What is asked:
Please put the lines below into a JSON list of strings, one string per line, with blank lines and the pictures left out.

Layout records
────
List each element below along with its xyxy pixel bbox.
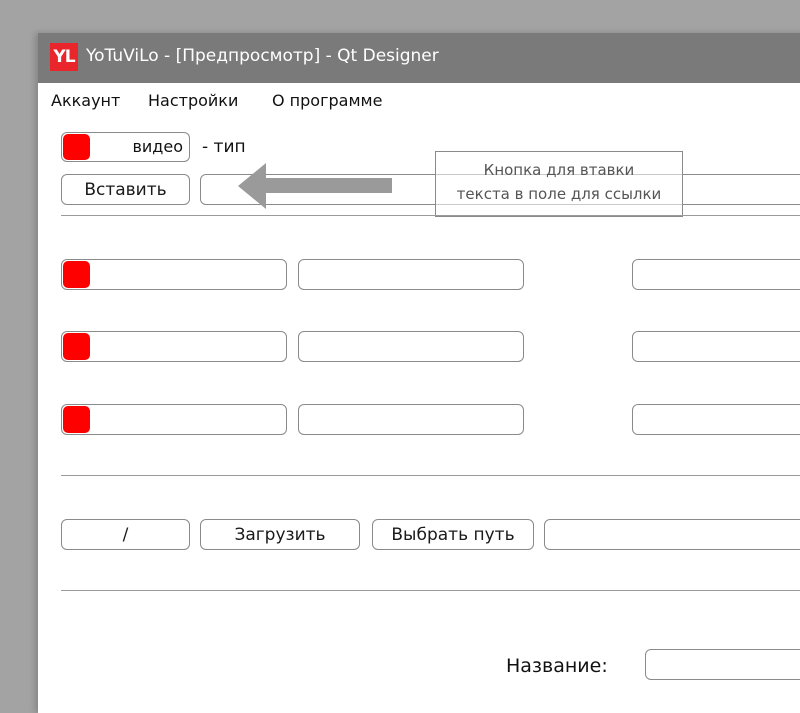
video-type-toggle[interactable]: видео bbox=[61, 132, 190, 162]
toggle-knob bbox=[63, 261, 90, 288]
divider-2 bbox=[61, 475, 800, 476]
row-2-right-field[interactable] bbox=[632, 331, 800, 362]
row-3-toggle[interactable] bbox=[61, 404, 287, 435]
row-1-field[interactable] bbox=[298, 259, 524, 290]
counter-button[interactable]: / bbox=[61, 519, 190, 550]
toggle-knob bbox=[63, 406, 90, 433]
divider-1 bbox=[61, 215, 800, 216]
menu-about[interactable]: О программе bbox=[272, 91, 382, 110]
name-input[interactable] bbox=[645, 649, 800, 680]
choose-path-button[interactable]: Выбрать путь bbox=[372, 519, 534, 550]
menu-account[interactable]: Аккаунт bbox=[51, 91, 120, 110]
row-2-field[interactable] bbox=[298, 331, 524, 362]
row-1-right-field[interactable] bbox=[632, 259, 800, 290]
download-button[interactable]: Загрузить bbox=[200, 519, 360, 550]
designer-preview-window: YL YoTuViLo - [Предпросмотр] - Qt Design… bbox=[38, 33, 800, 713]
row-3-field[interactable] bbox=[298, 404, 524, 435]
menu-settings[interactable]: Настройки bbox=[148, 91, 238, 110]
paste-button[interactable]: Вставить bbox=[61, 174, 190, 205]
row-1-toggle[interactable] bbox=[61, 259, 287, 290]
window-title: YoTuViLo - [Предпросмотр] - Qt Designer bbox=[86, 46, 439, 66]
row-3-right-field[interactable] bbox=[632, 404, 800, 435]
app-logo-icon: YL bbox=[50, 43, 78, 71]
path-input[interactable] bbox=[544, 519, 800, 550]
menu-bar: Аккаунт Настройки О программе bbox=[38, 83, 800, 117]
divider-3 bbox=[61, 590, 800, 591]
toggle-knob bbox=[63, 134, 90, 160]
tooltip-line-1: Кнопка для втавки bbox=[483, 161, 635, 179]
toggle-label: видео bbox=[132, 137, 183, 156]
name-label: Название: bbox=[506, 655, 608, 677]
tooltip-line-2: текста в поле для ссылки bbox=[456, 185, 662, 203]
type-suffix-label: - тип bbox=[202, 137, 246, 157]
annotation-tooltip: Кнопка для втавки текста в поле для ссыл… bbox=[435, 151, 683, 217]
title-bar[interactable]: YL YoTuViLo - [Предпросмотр] - Qt Design… bbox=[38, 33, 800, 83]
toggle-knob bbox=[63, 333, 90, 360]
row-2-toggle[interactable] bbox=[61, 331, 287, 362]
annotation-arrow-shaft bbox=[264, 178, 392, 193]
annotation-arrow-left-icon bbox=[238, 163, 266, 209]
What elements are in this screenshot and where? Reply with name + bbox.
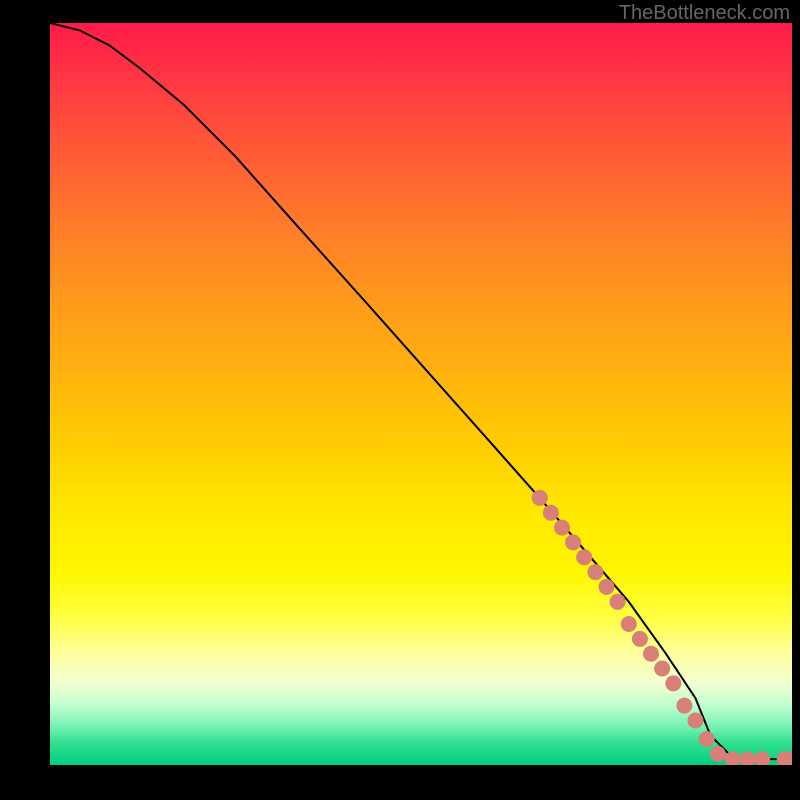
────
Answer for the task:
[
  "List each element below along with its xyxy pixel bbox.",
  "video-type-toggle[interactable]: видео bbox=[61, 132, 190, 162]",
  "toggle-knob bbox=[63, 261, 90, 288]",
  "divider-2 bbox=[61, 475, 800, 476]",
  "row-2-right-field[interactable] bbox=[632, 331, 800, 362]",
  "row-3-toggle[interactable] bbox=[61, 404, 287, 435]",
  "row-1-field[interactable] bbox=[298, 259, 524, 290]",
  "counter-button[interactable]: / bbox=[61, 519, 190, 550]",
  "toggle-knob bbox=[63, 406, 90, 433]",
  "divider-1 bbox=[61, 215, 800, 216]",
  "menu-about[interactable]: О программе bbox=[272, 91, 382, 110]",
  "name-input[interactable] bbox=[645, 649, 800, 680]",
  "choose-path-button[interactable]: Выбрать путь bbox=[372, 519, 534, 550]",
  "menu-account[interactable]: Аккаунт bbox=[51, 91, 120, 110]",
  "row-2-field[interactable] bbox=[298, 331, 524, 362]",
  "row-1-right-field[interactable] bbox=[632, 259, 800, 290]",
  "download-button[interactable]: Загрузить bbox=[200, 519, 360, 550]",
  "designer-preview-window: YL YoTuViLo - [Предпросмотр] - Qt Design… bbox=[38, 33, 800, 713]",
  "row-3-field[interactable] bbox=[298, 404, 524, 435]",
  "menu-settings[interactable]: Настройки bbox=[148, 91, 238, 110]",
  "paste-button[interactable]: Вставить bbox=[61, 174, 190, 205]",
  "row-1-toggle[interactable] bbox=[61, 259, 287, 290]",
  "window-title: YoTuViLo - [Предпросмотр] - Qt Designer bbox=[86, 46, 439, 66]",
  "row-3-right-field[interactable] bbox=[632, 404, 800, 435]",
  "app-logo-icon: YL bbox=[50, 43, 78, 71]",
  "path-input[interactable] bbox=[544, 519, 800, 550]",
  "menu-bar: Аккаунт Настройки О программе bbox=[38, 83, 800, 117]",
  "divider-3 bbox=[61, 590, 800, 591]",
  "toggle-knob bbox=[63, 134, 90, 160]",
  "tooltip-line-1: Кнопка для втавки bbox=[483, 161, 635, 179]",
  "toggle-label: видео bbox=[132, 137, 183, 156]",
  "name-label: Название: bbox=[506, 655, 608, 677]",
  "tooltip-line-2: текста в поле для ссылки bbox=[456, 185, 662, 203]",
  "type-suffix-label: - тип bbox=[202, 137, 246, 157]",
  "annotation-tooltip: Кнопка для втавки текста в поле для ссыл… bbox=[435, 151, 683, 217]",
  "title-bar[interactable]: YL YoTuViLo - [Предпросмотр] - Qt Design… bbox=[38, 33, 800, 83]",
  "toggle-knob bbox=[63, 333, 90, 360]",
  "row-2-toggle[interactable] bbox=[61, 331, 287, 362]",
  "annotation-arrow-shaft bbox=[264, 178, 392, 193]",
  "annotation-arrow-left-icon bbox=[238, 163, 266, 209]",
  "What elements are in this screenshot and where? Reply with name + bbox."
]